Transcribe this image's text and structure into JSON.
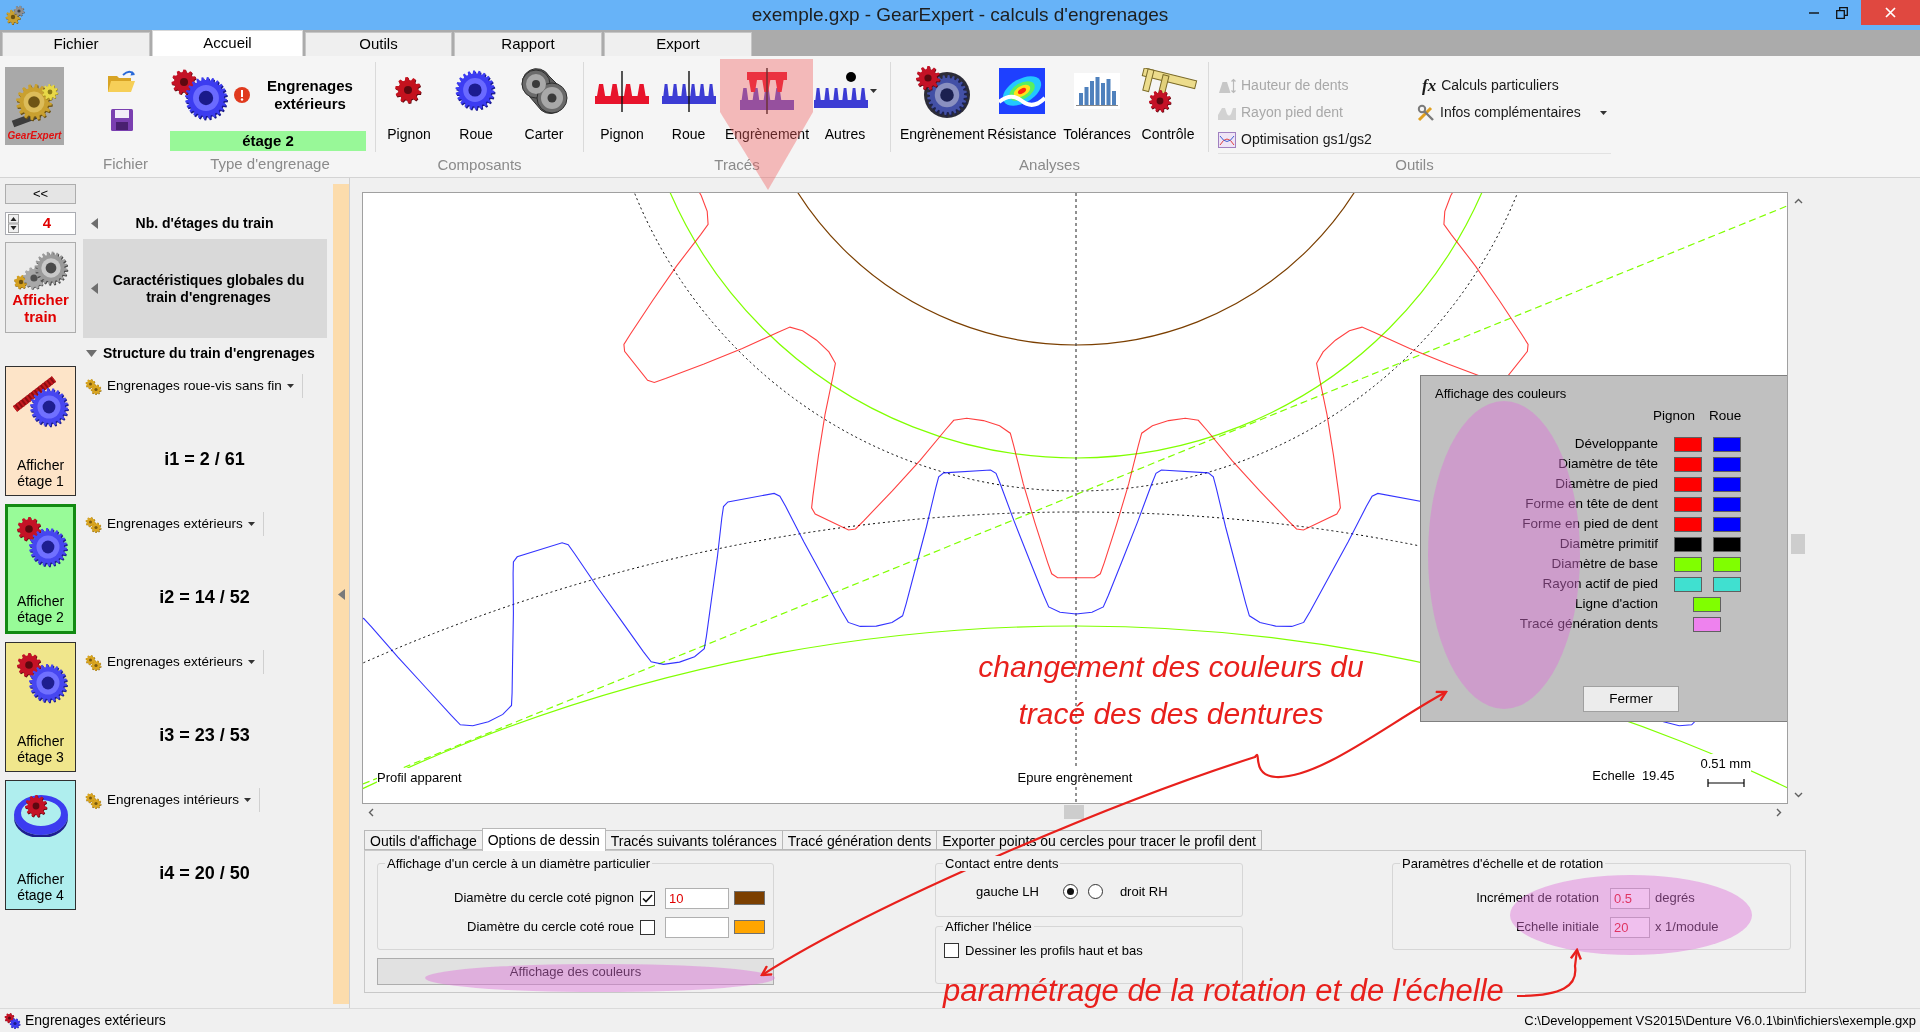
{
  "window": {
    "title": "exemple.gxp - GearExpert - calculs d'engrenages"
  },
  "menu_tabs": [
    {
      "label": "Fichier",
      "selected": false
    },
    {
      "label": "Accueil",
      "selected": true
    },
    {
      "label": "Outils",
      "selected": false
    },
    {
      "label": "Rapport",
      "selected": false
    },
    {
      "label": "Export",
      "selected": false
    }
  ],
  "ribbon": {
    "file_group": {
      "label": "Fichier",
      "logo_text": "GearExpert"
    },
    "type_group": {
      "label": "Type d'engrenage",
      "type": "Engrenages extérieurs",
      "warning": true,
      "stage": "étage 2"
    },
    "button_groups": [
      {
        "label": "Composants",
        "buttons": [
          {
            "label": "Pignon",
            "kind": "pinion",
            "dropdown": false
          },
          {
            "label": "Roue",
            "kind": "wheel",
            "dropdown": false
          },
          {
            "label": "Carter",
            "kind": "housing",
            "dropdown": false
          }
        ]
      },
      {
        "label": "Tracés",
        "buttons": [
          {
            "label": "Pignon",
            "kind": "flank",
            "dropdown": false
          },
          {
            "label": "Roue",
            "kind": "rim",
            "dropdown": false
          },
          {
            "label": "Engrènement",
            "kind": "mesh",
            "dropdown": false
          },
          {
            "label": "Autres",
            "kind": "other",
            "dropdown": true
          }
        ]
      },
      {
        "label": "Analyses",
        "buttons": [
          {
            "label": "Engrènement",
            "kind": "assembly",
            "dropdown": false
          },
          {
            "label": "Résistance",
            "kind": "stress",
            "dropdown": false
          },
          {
            "label": "Tolérances",
            "kind": "tolerance",
            "dropdown": false
          },
          {
            "label": "Contrôle",
            "kind": "gauge",
            "dropdown": false
          }
        ]
      }
    ],
    "tools_group": {
      "label": "Outils",
      "items": [
        {
          "label": "Hauteur de dents",
          "kind": "height",
          "disabled": true,
          "dropdown": false
        },
        {
          "label": "Rayon pied dent",
          "kind": "radius",
          "disabled": true,
          "dropdown": false
        },
        {
          "label": "Optimisation gs1/gs2",
          "kind": "optimization",
          "disabled": false,
          "dropdown": false
        },
        {
          "label": "Calculs particuliers",
          "kind": "formula",
          "symbol": "fx",
          "disabled": false,
          "dropdown": false
        },
        {
          "label": "Infos complémentaires",
          "kind": "info",
          "disabled": false,
          "dropdown": true
        }
      ]
    }
  },
  "train_panel": {
    "collapse_button": "<<",
    "stage_count": "4",
    "show_train_button": "Afficher train",
    "sections": [
      {
        "title": "Nb. d'étages du train",
        "expanded": false,
        "selected": false
      },
      {
        "title": "Caractéristiques globales du train d'engrenages",
        "expanded": false,
        "selected": true
      },
      {
        "title": "Structure du train d'engrenages",
        "expanded": true,
        "selected": false
      }
    ],
    "stages": [
      {
        "button": "Afficher étage 1",
        "kind": "worm",
        "color": "#fde4c8",
        "selected": false,
        "gear_type": "Engrenages roue-vis sans fin",
        "ratio": "i1 = 2 / 61"
      },
      {
        "button": "Afficher étage 2",
        "kind": "external",
        "color": "#98fb98",
        "selected": true,
        "gear_type": "Engrenages extérieurs",
        "ratio": "i2 = 14 / 52"
      },
      {
        "button": "Afficher étage 3",
        "kind": "external",
        "color": "#f0e68c",
        "selected": false,
        "gear_type": "Engrenages extérieurs",
        "ratio": "i3 = 23 / 53"
      },
      {
        "button": "Afficher étage 4",
        "kind": "internal",
        "color": "#afeeee",
        "selected": false,
        "gear_type": "Engrenages intérieurs",
        "ratio": "i4 = 20 / 50"
      }
    ]
  },
  "drawing": {
    "left_label": "Profil apparent",
    "center_label": "Epure engrènement",
    "scale_label": "Echelle",
    "scale_value": "19.45",
    "scale_bar_label": "0.51 mm"
  },
  "color_panel": {
    "title": "Affichage des couleurs",
    "columns": [
      "Pignon",
      "Roue"
    ],
    "rows": [
      {
        "label": "Développante",
        "swatches": [
          {
            "color": "#ff0000"
          },
          {
            "color": "#0000ff"
          }
        ]
      },
      {
        "label": "Diamètre de tête",
        "swatches": [
          {
            "color": "#ff0000"
          },
          {
            "color": "#0000ff"
          }
        ]
      },
      {
        "label": "Diamètre de pied",
        "swatches": [
          {
            "color": "#ff0000"
          },
          {
            "color": "#0000ff"
          }
        ]
      },
      {
        "label": "Forme en tête de dent",
        "swatches": [
          {
            "color": "#ff0000"
          },
          {
            "color": "#0000ff"
          }
        ]
      },
      {
        "label": "Forme en pied de dent",
        "swatches": [
          {
            "color": "#ff0000"
          },
          {
            "color": "#0000ff"
          }
        ]
      },
      {
        "label": "Diamètre primitif",
        "swatches": [
          {
            "color": "#000000"
          },
          {
            "color": "#000000"
          }
        ]
      },
      {
        "label": "Diamètre de base",
        "swatches": [
          {
            "color": "#80ff00"
          },
          {
            "color": "#80ff00"
          }
        ]
      },
      {
        "label": "Rayon actif de pied",
        "swatches": [
          {
            "color": "#40e0d0"
          },
          {
            "color": "#40e0d0"
          }
        ]
      },
      {
        "label": "Ligne d'action",
        "swatches": [
          {
            "color": "#80ff00"
          }
        ]
      },
      {
        "label": "Tracé génération dents",
        "swatches": [
          {
            "color": "#ee82ee"
          }
        ]
      }
    ],
    "close_button": "Fermer"
  },
  "options_tabs": [
    {
      "label": "Outils d'affichage",
      "selected": false
    },
    {
      "label": "Options de dessin",
      "selected": true
    },
    {
      "label": "Tracés suivants tolérances",
      "selected": false
    },
    {
      "label": "Tracé génération dents",
      "selected": false
    },
    {
      "label": "Exporter points ou cercles pour tracer le profil dent",
      "selected": false
    }
  ],
  "options_panel": {
    "circle_group": {
      "title": "Affichage d'un cercle à un diamètre particulier",
      "rows": [
        {
          "label": "Diamètre du cercle coté pignon",
          "checked": true,
          "value": "10",
          "color": "#7b3f00"
        },
        {
          "label": "Diamètre du cercle coté roue",
          "checked": false,
          "color": "#ffa500"
        }
      ]
    },
    "colors_button": "Affichage des couleurs",
    "contact_group": {
      "title": "Contact entre dents",
      "options": [
        {
          "label": "gauche LH",
          "selected": true
        },
        {
          "label": "droit RH",
          "selected": false
        }
      ]
    },
    "helix_group": {
      "title": "Afficher l'hélice",
      "checkbox": {
        "label": "Dessiner les profils haut et bas",
        "checked": false
      }
    },
    "scale_group": {
      "title": "Paramètres d'échelle et de rotation",
      "fields": [
        {
          "label": "Incrément de rotation",
          "value": "0.5",
          "unit": "degrés"
        },
        {
          "label": "Echelle initiale",
          "value": "20",
          "unit": "x 1/module"
        }
      ]
    }
  },
  "annotations": [
    {
      "text": "changement des couleurs du\ntracé des des dentures"
    },
    {
      "text": "paramétrage de la rotation et de l'échelle"
    }
  ],
  "status_bar": {
    "left": "Engrenages extérieurs",
    "right": "C:\\Developpement VS2015\\Denture V6.0.1\\bin\\fichiers\\exemple.gxp"
  }
}
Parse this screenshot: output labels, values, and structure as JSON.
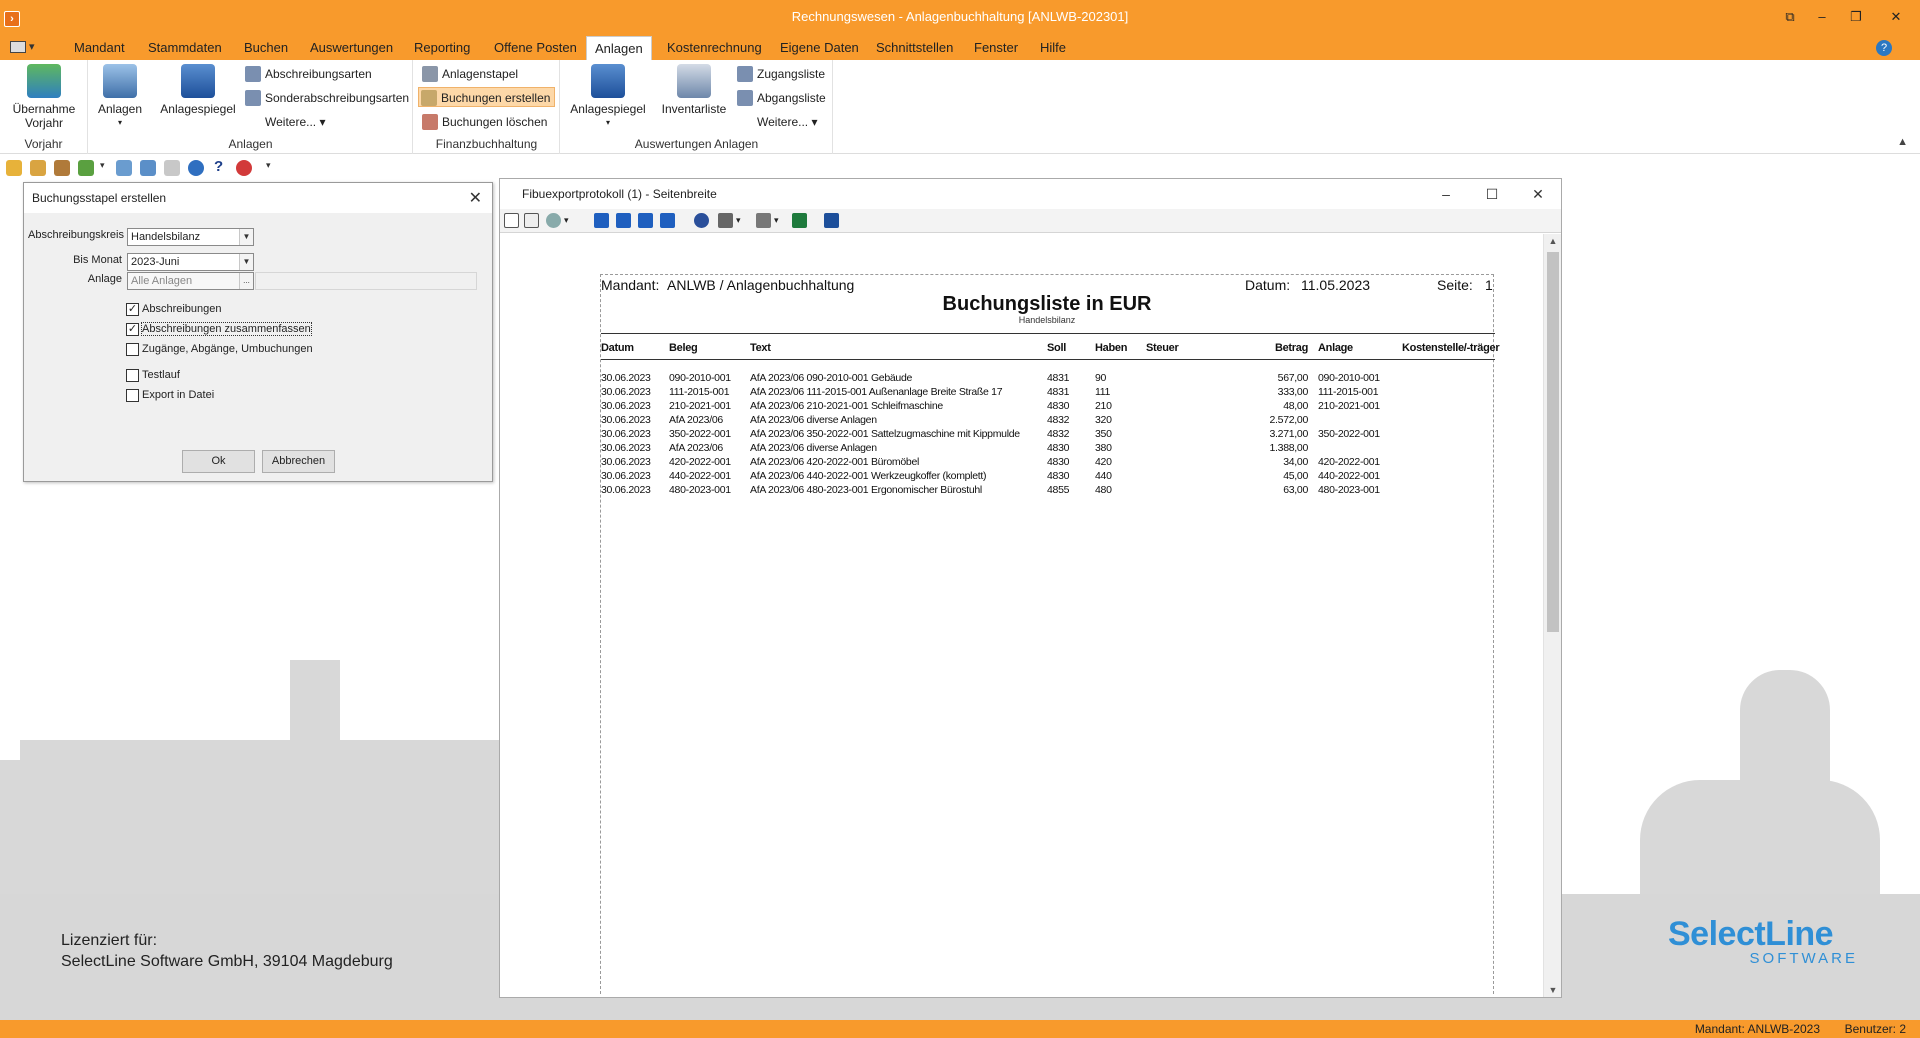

★ ★ ★

* **Given task**
Reproduce every entry exactly, but omit each picture.

* **Output for this task**
Transcribe this image's text and structure into JSON.
{
  "window": {
    "title": "exemple.gxp - GearExpert - calculs d'engrenages"
  },
  "menu_tabs": [
    {
      "label": "Fichier",
      "selected": false
    },
    {
      "label": "Accueil",
      "selected": true
    },
    {
      "label": "Outils",
      "selected": false
    },
    {
      "label": "Rapport",
      "selected": false
    },
    {
      "label": "Export",
      "selected": false
    }
  ],
  "ribbon": {
    "file_group": {
      "label": "Fichier",
      "logo_text": "GearExpert"
    },
    "type_group": {
      "label": "Type d'engrenage",
      "type": "Engrenages extérieurs",
      "warning": true,
      "stage": "étage 2"
    },
    "button_groups": [
      {
        "label": "Composants",
        "buttons": [
          {
            "label": "Pignon",
            "kind": "pinion",
            "dropdown": false
          },
          {
            "label": "Roue",
            "kind": "wheel",
            "dropdown": false
          },
          {
            "label": "Carter",
            "kind": "housing",
            "dropdown": false
          }
        ]
      },
      {
        "label": "Tracés",
        "buttons": [
          {
            "label": "Pignon",
            "kind": "flank",
            "dropdown": false
          },
          {
            "label": "Roue",
            "kind": "rim",
            "dropdown": false
          },
          {
            "label": "Engrènement",
            "kind": "mesh",
            "dropdown": false
          },
          {
            "label": "Autres",
            "kind": "other",
            "dropdown": true
          }
        ]
      },
      {
        "label": "Analyses",
        "buttons": [
          {
            "label": "Engrènement",
            "kind": "assembly",
            "dropdown": false
          },
          {
            "label": "Résistance",
            "kind": "stress",
            "dropdown": false
          },
          {
            "label": "Tolérances",
            "kind": "tolerance",
            "dropdown": false
          },
          {
            "label": "Contrôle",
            "kind": "gauge",
            "dropdown": false
          }
        ]
      }
    ],
    "tools_group": {
      "label": "Outils",
      "items": [
        {
          "label": "Hauteur de dents",
          "kind": "height",
          "disabled": true,
          "dropdown": false
        },
        {
          "label": "Rayon pied dent",
          "kind": "radius",
          "disabled": true,
          "dropdown": false
        },
        {
          "label": "Optimisation gs1/gs2",
          "kind": "optimization",
          "disabled": false,
          "dropdown": false
        },
        {
          "label": "Calculs particuliers",
          "kind": "formula",
          "symbol": "fx",
          "disabled": false,
          "dropdown": false
        },
        {
          "label": "Infos complémentaires",
          "kind": "info",
          "disabled": false,
          "dropdown": true
        }
      ]
    }
  },
  "train_panel": {
    "collapse_button": "<<",
    "stage_count": "4",
    "show_train_button": "Afficher train",
    "sections": [
      {
        "title": "Nb. d'étages du train",
        "expanded": false,
        "selected": false
      },
      {
        "title": "Caractéristiques globales du train d'engrenages",
        "expanded": false,
        "selected": true
      },
      {
        "title": "Structure du train d'engrenages",
        "expanded": true,
        "selected": false
      }
    ],
    "stages": [
      {
        "button": "Afficher étage 1",
        "kind": "worm",
        "color": "#fde4c8",
        "selected": false,
        "gear_type": "Engrenages roue-vis sans fin",
        "ratio": "i1 = 2 / 61"
      },
      {
        "button": "Afficher étage 2",
        "kind": "external",
        "color": "#98fb98",
        "selected": true,
        "gear_type": "Engrenages extérieurs",
        "ratio": "i2 = 14 / 52"
      },
      {
        "button": "Afficher étage 3",
        "kind": "external",
        "color": "#f0e68c",
        "selected": false,
        "gear_type": "Engrenages extérieurs",
        "ratio": "i3 = 23 / 53"
      },
      {
        "button": "Afficher étage 4",
        "kind": "internal",
        "color": "#afeeee",
        "selected": false,
        "gear_type": "Engrenages intérieurs",
        "ratio": "i4 = 20 / 50"
      }
    ]
  },
  "drawing": {
    "left_label": "Profil apparent",
    "center_label": "Epure engrènement",
    "scale_label": "Echelle",
    "scale_value": "19.45",
    "scale_bar_label": "0.51 mm"
  },
  "color_panel": {
    "title": "Affichage des couleurs",
    "columns": [
      "Pignon",
      "Roue"
    ],
    "rows": [
      {
        "label": "Développante",
        "swatches": [
          {
            "color": "#ff0000"
          },
          {
            "color": "#0000ff"
          }
        ]
      },
      {
        "label": "Diamètre de tête",
        "swatches": [
          {
            "color": "#ff0000"
          },
          {
            "color": "#0000ff"
          }
        ]
      },
      {
        "label": "Diamètre de pied",
        "swatches": [
          {
            "color": "#ff0000"
          },
          {
            "color": "#0000ff"
          }
        ]
      },
      {
        "label": "Forme en tête de dent",
        "swatches": [
          {
            "color": "#ff0000"
          },
          {
            "color": "#0000ff"
          }
        ]
      },
      {
        "label": "Forme en pied de dent",
        "swatches": [
          {
            "color": "#ff0000"
          },
          {
            "color": "#0000ff"
          }
        ]
      },
      {
        "label": "Diamètre primitif",
        "swatches": [
          {
            "color": "#000000"
          },
          {
            "color": "#000000"
          }
        ]
      },
      {
        "label": "Diamètre de base",
        "swatches": [
          {
            "color": "#80ff00"
          },
          {
            "color": "#80ff00"
          }
        ]
      },
      {
        "label": "Rayon actif de pied",
        "swatches": [
          {
            "color": "#40e0d0"
          },
          {
            "color": "#40e0d0"
          }
        ]
      },
      {
        "label": "Ligne d'action",
        "swatches": [
          {
            "color": "#80ff00"
          }
        ]
      },
      {
        "label": "Tracé génération dents",
        "swatches": [
          {
            "color": "#ee82ee"
          }
        ]
      }
    ],
    "close_button": "Fermer"
  },
  "options_tabs": [
    {
      "label": "Outils d'affichage",
      "selected": false
    },
    {
      "label": "Options de dessin",
      "selected": true
    },
    {
      "label": "Tracés suivants tolérances",
      "selected": false
    },
    {
      "label": "Tracé génération dents",
      "selected": false
    },
    {
      "label": "Exporter points ou cercles pour tracer le profil dent",
      "selected": false
    }
  ],
  "options_panel": {
    "circle_group": {
      "title": "Affichage d'un cercle à un diamètre particulier",
      "rows": [
        {
          "label": "Diamètre du cercle coté pignon",
          "checked": true,
          "value": "10",
          "color": "#7b3f00"
        },
        {
          "label": "Diamètre du cercle coté roue",
          "checked": false,
          "color": "#ffa500"
        }
      ]
    },
    "colors_button": "Affichage des couleurs",
    "contact_group": {
      "title": "Contact entre dents",
      "options": [
        {
          "label": "gauche LH",
          "selected": true
        },
        {
          "label": "droit RH",
          "selected": false
        }
      ]
    },
    "helix_group": {
      "title": "Afficher l'hélice",
      "checkbox": {
        "label": "Dessiner les profils haut et bas",
        "checked": false
      }
    },
    "scale_group": {
      "title": "Paramètres d'échelle et de rotation",
      "fields": [
        {
          "label": "Incrément de rotation",
          "value": "0.5",
          "unit": "degrés"
        },
        {
          "label": "Echelle initiale",
          "value": "20",
          "unit": "x 1/module"
        }
      ]
    }
  },
  "annotations": [
    {
      "text": "changement des couleurs du\ntracé des des dentures"
    },
    {
      "text": "paramétrage de la rotation et de l'échelle"
    }
  ],
  "status_bar": {
    "left": "Engrenages extérieurs",
    "right": "C:\\Developpement VS2015\\Denture V6.0.1\\bin\\fichiers\\exemple.gxp"
  }
}
Parse this screenshot: output labels, values, and structure as JSON.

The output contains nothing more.